··· EXERCISE PASSAGE ···

The assay response, as a measure of the ECA, was monitored under conditions of control, inhibition by 2‐deoxyglucose (2DG) and stimulation by oligomycin (oligo) for up to 140 min for the three different cell lines, each in triplicates. These data were normalised by the cell‐free signal control to eliminate any measurement drift over time. The average values from replicates were used for data fitting in the model. All the experiments were performed in parallel, on the same 96‐well plates, for ease of comparison. Note, although the TRF mode measures delayed fluorescence or phosphorescence, literature from the assay supplier and publications based on the assay commonly plot the assay response as Fluorescence, in relative fluorescence units (RFU). This convention is adopted here.

··· DATA RECORDS ···

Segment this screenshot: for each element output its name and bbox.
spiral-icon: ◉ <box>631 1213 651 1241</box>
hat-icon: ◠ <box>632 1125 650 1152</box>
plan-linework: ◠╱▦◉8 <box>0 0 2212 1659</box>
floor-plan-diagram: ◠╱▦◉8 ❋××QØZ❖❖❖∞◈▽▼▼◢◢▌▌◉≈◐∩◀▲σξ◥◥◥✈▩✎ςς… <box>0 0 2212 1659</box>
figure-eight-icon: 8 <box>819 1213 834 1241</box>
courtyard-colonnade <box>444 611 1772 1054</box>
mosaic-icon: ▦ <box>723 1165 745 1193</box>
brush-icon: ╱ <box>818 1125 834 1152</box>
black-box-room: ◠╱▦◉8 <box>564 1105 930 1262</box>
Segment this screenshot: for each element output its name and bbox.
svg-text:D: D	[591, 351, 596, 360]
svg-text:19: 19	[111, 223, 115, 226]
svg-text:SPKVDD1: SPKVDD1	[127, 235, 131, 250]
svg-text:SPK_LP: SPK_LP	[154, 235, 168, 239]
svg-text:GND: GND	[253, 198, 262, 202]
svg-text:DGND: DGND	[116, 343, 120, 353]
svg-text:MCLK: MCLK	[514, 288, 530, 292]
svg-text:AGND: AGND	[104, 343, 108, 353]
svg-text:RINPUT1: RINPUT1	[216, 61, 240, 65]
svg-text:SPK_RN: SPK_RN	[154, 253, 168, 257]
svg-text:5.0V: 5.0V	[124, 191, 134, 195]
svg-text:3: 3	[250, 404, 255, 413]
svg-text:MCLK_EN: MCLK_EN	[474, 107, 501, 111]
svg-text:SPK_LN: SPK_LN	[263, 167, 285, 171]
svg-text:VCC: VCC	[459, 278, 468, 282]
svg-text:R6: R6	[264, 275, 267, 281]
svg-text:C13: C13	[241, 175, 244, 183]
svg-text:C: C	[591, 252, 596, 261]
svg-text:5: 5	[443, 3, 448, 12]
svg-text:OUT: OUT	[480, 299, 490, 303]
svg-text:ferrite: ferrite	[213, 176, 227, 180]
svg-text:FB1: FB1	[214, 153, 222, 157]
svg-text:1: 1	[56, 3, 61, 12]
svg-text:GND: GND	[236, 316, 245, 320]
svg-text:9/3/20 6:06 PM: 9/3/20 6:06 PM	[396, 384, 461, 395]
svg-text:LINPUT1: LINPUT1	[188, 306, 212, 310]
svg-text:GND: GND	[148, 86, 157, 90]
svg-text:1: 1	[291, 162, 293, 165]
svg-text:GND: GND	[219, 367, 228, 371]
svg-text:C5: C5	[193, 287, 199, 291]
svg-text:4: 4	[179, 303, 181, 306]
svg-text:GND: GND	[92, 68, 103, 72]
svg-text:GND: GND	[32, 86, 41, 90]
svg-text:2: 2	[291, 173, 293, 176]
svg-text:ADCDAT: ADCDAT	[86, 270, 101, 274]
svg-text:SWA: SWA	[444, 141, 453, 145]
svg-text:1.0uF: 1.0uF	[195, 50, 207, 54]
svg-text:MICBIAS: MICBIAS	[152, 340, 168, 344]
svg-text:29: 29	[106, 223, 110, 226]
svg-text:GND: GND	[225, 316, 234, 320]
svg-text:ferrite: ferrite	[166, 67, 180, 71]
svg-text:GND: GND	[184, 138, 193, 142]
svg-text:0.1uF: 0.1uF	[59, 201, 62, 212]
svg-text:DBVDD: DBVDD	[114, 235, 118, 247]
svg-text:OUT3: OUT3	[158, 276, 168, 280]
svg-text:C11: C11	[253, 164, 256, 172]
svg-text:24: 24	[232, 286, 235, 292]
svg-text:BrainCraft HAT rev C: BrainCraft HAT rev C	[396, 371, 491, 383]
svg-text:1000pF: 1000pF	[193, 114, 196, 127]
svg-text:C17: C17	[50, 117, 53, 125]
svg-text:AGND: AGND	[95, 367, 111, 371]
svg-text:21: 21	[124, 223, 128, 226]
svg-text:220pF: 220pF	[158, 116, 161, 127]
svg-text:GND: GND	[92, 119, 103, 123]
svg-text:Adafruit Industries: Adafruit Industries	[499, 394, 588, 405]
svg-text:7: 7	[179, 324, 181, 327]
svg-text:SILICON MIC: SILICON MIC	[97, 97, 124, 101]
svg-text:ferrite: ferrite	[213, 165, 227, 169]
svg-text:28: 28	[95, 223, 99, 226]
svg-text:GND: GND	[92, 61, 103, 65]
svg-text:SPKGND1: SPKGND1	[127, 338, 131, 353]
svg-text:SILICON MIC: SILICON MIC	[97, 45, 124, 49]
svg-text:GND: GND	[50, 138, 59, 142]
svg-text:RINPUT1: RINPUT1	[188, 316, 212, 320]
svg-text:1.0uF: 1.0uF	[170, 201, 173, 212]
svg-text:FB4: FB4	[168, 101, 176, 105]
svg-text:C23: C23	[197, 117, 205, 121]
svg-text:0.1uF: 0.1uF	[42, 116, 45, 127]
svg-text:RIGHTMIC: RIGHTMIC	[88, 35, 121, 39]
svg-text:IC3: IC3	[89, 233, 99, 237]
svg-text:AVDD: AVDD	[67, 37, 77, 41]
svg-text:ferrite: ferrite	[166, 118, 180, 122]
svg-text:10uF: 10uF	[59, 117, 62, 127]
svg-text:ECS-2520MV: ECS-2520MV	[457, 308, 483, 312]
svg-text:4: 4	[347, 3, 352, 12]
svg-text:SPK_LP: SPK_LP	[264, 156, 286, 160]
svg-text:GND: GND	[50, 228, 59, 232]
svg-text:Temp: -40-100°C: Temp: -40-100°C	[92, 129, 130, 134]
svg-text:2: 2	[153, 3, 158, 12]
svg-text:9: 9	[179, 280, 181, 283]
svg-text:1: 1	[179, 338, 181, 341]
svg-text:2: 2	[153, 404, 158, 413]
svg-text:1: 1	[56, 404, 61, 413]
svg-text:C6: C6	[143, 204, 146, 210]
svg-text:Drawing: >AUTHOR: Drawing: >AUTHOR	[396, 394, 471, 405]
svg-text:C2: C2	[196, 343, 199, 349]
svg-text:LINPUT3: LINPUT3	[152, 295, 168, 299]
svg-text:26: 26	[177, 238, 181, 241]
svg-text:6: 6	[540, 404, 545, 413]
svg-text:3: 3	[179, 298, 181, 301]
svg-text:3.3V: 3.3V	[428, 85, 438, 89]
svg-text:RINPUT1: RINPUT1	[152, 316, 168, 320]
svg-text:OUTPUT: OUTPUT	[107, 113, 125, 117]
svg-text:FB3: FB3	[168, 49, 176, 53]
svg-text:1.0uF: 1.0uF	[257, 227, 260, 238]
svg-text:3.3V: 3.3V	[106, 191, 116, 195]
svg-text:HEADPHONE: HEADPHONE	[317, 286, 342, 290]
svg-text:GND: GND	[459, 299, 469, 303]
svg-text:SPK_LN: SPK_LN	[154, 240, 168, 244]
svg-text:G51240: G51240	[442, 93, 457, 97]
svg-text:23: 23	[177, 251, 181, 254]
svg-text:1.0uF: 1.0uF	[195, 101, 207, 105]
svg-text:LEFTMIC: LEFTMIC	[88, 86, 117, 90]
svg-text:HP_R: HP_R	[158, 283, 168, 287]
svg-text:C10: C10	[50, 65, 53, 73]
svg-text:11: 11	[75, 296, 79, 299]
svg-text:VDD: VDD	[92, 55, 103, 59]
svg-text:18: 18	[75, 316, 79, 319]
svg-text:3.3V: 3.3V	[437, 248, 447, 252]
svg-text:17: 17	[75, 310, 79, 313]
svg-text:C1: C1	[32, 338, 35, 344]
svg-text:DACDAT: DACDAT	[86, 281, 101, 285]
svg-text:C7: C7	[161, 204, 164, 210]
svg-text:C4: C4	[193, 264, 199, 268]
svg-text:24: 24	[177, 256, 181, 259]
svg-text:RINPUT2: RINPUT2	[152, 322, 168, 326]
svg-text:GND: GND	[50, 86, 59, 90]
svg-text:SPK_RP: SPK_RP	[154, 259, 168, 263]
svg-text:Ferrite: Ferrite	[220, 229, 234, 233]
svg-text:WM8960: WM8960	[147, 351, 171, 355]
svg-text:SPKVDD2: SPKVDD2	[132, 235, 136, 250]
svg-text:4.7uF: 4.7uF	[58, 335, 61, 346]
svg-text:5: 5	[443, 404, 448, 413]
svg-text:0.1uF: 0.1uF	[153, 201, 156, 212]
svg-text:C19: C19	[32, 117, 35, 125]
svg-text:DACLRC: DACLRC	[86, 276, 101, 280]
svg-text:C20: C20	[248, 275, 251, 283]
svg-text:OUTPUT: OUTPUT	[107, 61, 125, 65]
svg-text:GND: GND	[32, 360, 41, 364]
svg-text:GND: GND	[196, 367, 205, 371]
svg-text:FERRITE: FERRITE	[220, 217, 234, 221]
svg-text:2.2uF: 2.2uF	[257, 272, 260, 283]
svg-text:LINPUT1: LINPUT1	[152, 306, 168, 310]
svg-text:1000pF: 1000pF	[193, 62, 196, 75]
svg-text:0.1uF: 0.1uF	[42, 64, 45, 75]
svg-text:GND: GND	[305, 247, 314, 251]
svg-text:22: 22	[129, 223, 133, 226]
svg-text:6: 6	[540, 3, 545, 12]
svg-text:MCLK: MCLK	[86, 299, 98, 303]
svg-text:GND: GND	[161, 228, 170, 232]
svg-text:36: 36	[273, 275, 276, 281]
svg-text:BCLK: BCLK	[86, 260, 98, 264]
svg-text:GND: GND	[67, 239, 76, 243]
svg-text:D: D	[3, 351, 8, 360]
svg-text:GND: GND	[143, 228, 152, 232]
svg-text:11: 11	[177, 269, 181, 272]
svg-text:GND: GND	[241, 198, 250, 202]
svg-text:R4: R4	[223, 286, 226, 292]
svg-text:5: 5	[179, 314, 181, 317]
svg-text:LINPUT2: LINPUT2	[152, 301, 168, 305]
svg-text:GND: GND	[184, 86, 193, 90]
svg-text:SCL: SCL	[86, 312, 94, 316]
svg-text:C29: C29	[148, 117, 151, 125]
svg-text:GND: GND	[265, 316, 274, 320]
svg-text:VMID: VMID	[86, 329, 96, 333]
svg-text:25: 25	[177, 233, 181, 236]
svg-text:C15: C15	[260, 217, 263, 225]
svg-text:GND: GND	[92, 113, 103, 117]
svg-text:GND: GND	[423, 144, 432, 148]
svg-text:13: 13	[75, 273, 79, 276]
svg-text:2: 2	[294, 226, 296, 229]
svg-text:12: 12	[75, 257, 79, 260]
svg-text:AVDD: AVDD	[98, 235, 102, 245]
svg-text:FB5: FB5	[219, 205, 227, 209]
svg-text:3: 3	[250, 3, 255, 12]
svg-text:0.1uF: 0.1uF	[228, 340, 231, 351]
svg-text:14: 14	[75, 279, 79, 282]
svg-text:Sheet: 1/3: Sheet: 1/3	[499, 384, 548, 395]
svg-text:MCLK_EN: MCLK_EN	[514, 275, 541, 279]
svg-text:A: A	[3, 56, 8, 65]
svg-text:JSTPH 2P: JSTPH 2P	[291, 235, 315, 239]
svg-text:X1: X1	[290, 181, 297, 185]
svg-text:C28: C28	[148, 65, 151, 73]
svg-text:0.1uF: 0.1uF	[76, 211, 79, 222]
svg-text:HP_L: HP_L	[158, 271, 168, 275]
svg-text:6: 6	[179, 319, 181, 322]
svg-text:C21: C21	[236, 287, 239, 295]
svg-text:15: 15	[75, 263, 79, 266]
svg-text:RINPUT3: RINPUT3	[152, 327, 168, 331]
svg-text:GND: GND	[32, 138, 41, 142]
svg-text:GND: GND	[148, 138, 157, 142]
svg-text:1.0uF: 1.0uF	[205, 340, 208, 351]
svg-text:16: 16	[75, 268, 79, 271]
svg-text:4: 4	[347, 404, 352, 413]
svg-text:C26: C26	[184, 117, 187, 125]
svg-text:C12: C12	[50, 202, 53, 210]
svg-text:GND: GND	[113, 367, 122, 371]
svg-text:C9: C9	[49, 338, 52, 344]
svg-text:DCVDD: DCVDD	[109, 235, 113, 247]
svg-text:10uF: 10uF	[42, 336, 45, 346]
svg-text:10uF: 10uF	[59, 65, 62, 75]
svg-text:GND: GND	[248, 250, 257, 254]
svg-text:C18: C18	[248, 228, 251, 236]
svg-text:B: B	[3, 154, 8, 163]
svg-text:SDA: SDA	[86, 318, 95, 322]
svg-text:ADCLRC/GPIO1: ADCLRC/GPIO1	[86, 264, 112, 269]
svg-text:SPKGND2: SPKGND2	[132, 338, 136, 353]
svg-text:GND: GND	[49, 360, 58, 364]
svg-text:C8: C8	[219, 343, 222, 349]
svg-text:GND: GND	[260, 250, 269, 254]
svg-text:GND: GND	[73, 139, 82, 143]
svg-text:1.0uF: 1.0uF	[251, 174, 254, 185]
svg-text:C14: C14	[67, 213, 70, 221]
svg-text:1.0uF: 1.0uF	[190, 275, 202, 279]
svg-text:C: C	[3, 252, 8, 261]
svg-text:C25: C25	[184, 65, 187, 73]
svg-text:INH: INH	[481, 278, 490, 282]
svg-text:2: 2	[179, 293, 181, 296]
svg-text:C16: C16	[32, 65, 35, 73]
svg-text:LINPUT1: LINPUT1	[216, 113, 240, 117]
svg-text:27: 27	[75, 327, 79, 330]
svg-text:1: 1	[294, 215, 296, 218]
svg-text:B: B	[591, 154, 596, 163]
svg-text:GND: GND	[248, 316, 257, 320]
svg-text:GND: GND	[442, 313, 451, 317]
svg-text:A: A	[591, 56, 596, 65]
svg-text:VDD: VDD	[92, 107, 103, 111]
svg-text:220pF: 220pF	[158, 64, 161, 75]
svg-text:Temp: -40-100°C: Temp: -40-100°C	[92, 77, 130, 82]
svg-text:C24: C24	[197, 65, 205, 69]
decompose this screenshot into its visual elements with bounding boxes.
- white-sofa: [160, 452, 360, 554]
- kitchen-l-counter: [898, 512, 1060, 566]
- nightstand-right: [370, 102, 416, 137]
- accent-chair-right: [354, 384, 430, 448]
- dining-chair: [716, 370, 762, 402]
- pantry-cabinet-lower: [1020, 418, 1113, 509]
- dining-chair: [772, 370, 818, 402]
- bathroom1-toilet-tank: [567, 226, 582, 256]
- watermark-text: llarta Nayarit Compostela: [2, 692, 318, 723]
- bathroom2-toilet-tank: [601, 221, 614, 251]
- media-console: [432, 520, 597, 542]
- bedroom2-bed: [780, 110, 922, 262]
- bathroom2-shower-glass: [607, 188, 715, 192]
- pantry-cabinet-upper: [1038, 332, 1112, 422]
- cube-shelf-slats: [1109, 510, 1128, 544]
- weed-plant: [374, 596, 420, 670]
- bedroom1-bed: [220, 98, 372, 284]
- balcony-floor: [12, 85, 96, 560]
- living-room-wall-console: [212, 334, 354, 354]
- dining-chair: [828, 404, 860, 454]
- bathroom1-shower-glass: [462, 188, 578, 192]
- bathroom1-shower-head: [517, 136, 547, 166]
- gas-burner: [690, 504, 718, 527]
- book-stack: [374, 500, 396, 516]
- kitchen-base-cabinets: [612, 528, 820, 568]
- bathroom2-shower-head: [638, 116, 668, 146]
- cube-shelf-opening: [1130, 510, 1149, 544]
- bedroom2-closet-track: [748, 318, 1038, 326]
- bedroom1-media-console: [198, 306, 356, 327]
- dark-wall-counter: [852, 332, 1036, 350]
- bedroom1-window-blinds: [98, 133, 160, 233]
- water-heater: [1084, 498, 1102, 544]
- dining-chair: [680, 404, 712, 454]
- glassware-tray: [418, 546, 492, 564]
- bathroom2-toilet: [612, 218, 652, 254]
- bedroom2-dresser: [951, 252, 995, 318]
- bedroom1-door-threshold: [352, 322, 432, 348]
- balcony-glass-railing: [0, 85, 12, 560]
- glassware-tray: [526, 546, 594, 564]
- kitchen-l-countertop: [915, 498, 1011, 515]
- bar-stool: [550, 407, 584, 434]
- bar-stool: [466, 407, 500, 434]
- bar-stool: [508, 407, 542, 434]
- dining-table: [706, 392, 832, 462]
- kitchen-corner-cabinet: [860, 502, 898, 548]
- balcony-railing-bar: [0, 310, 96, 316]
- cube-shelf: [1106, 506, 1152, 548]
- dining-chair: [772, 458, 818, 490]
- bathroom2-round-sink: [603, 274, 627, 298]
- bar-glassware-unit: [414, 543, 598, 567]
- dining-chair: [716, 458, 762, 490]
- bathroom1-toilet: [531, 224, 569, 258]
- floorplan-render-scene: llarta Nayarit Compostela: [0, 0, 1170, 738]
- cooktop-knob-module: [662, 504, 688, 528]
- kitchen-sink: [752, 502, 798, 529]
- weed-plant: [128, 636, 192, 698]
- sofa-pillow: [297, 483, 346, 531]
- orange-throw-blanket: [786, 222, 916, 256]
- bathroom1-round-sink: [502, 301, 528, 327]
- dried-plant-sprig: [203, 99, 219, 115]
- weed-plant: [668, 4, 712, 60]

···

EXERCISE SET:
(a) Please copy the assay passage word for word, starting at "The assay response, as" and ending at "is adopted here.".
(b) Proceed with the passage on the assay measurements, picking up right after its final sentence.

RESPONSE LIST:
(a)
The assay response, as a measure of the ECA, was monitored under conditions of control, inhibition by 2‐deoxyglucose (2DG) and stimulation by oligomycin (oligo) for up to 140 min for the three different cell lines, each in triplicates. These data were normalised by the cell‐free signal control to eliminate any measurement drift over time. The average values from replicates were used for data fitting in the model. All the experiments were performed in parallel, on the same 96‐well plates, for ease of comparison. Note, although the TRF mode measures delayed fluorescence or phosphorescence, literature from the assay supplier and publications based on the assay commonly plot the assay response as Fluorescence, in relative fluorescence units (RFU). This convention is adopted here.

(b)
Modelling

Since the glycolysis assay provides only the kinetic evolution of the ECA, a model based on simple (ordinary differential) rate equations was established, to better elucidate the underpinning metabolic processes. Two modelling tools were explored, namely celldesigner [40, 59] and simbiology [39]. In terms of modelling, both tools are very similar and provide similar functionalities. celldesigner is an open source platform for modelling, resulting in codes of .xml format and provides the functionality to export the model to different levels and versions of .sbml format. An advantage of using this tool is that it can interact with several databases for importing specific details or even complete models. This tool was used to evolve our understanding of modelling from the databases. simbiology, on the other hand, is a matlab‐based application, which can actively interact with matlab, thus adding to its functionality. simbiology codes the model in .sbproj, a matlab format, but can export it in .sbml format. As this tool inherits matlab functionalities, it can save and run multiple programs in parallel, import experimental data, overlay the data and even fit the data by the model. The simplistic mathematical model for the glycolysis pathway was developed in simbiology ver.6.3 (Fig. 3). Modelling was primarily performed on a Dell OptiPlex 5060 and Lenovo ideapad Flex 5‐14ALC05‐Type 82HU, and in all cases was complete in a matter of seconds. Model structure, equations and parameters are discussed in detail in the Results section.

Fig. 3.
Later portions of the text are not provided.